Stored data entries -

########################################

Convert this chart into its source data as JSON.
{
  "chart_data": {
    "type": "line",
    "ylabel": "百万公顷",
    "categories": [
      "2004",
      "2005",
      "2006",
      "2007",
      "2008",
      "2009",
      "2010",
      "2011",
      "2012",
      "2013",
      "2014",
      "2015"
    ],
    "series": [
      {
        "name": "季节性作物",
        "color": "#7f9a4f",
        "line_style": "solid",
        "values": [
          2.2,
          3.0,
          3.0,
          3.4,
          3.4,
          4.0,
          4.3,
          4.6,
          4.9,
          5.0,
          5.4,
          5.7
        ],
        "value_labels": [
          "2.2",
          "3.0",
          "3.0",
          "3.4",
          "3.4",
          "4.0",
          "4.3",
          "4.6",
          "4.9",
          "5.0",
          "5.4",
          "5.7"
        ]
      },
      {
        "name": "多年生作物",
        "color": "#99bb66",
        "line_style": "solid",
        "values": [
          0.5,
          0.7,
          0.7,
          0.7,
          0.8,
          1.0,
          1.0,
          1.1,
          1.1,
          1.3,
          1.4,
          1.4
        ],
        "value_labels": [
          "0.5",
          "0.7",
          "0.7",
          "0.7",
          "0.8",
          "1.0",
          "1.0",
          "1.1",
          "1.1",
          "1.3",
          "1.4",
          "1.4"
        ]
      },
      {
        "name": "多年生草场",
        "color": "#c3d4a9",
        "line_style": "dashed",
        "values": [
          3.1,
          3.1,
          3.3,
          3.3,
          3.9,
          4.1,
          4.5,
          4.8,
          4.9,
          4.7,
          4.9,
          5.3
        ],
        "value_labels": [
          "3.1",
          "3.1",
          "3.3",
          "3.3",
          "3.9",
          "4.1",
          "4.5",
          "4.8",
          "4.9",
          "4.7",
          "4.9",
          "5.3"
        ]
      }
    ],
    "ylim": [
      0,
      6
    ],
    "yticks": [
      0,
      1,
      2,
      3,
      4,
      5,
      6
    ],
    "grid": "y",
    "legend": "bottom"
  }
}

########################################

Restate every line of the data word for word.

Task solution -
Convert this chart into its source data as JSON.
{
  "chart_data": {
    "type": "line",
    "ylabel": "百万公顷",
    "categories": [
      "2004",
      "2005",
      "2006",
      "2007",
      "2008",
      "2009",
      "2010",
      "2011",
      "2012",
      "2013",
      "2014",
      "2015"
    ],
    "series": [
      {
        "name": "季节性作物",
        "color": "#7f9a4f",
        "line_style": "solid",
        "values": [
          2.2,
          3.0,
          3.0,
          3.4,
          3.4,
          4.0,
          4.3,
          4.6,
          4.9,
          5.0,
          5.4,
          5.7
        ],
        "value_labels": [
          "2.2",
          "3.0",
          "3.0",
          "3.4",
          "3.4",
          "4.0",
          "4.3",
          "4.6",
          "4.9",
          "5.0",
          "5.4",
          "5.7"
        ]
      },
      {
        "name": "多年生作物",
        "color": "#99bb66",
        "line_style": "solid",
        "values": [
          0.5,
          0.7,
          0.7,
          0.7,
          0.8,
          1.0,
          1.0,
          1.1,
          1.1,
          1.3,
          1.4,
          1.4
        ],
        "value_labels": [
          "0.5",
          "0.7",
          "0.7",
          "0.7",
          "0.8",
          "1.0",
          "1.0",
          "1.1",
          "1.1",
          "1.3",
          "1.4",
          "1.4"
        ]
      },
      {
        "name": "多年生草场",
        "color": "#c3d4a9",
        "line_style": "dashed",
        "values": [
          3.1,
          3.1,
          3.3,
          3.3,
          3.9,
          4.1,
          4.5,
          4.8,
          4.9,
          4.7,
          4.9,
          5.3
        ],
        "value_labels": [
          "3.1",
          "3.1",
          "3.3",
          "3.3",
          "3.9",
          "4.1",
          "4.5",
          "4.8",
          "4.9",
          "4.7",
          "4.9",
          "5.3"
        ]
      }
    ],
    "ylim": [
      0,
      6
    ],
    "yticks": [
      0,
      1,
      2,
      3,
      4,
      5,
      6
    ],
    "grid": "y",
    "legend": "bottom"
  }
}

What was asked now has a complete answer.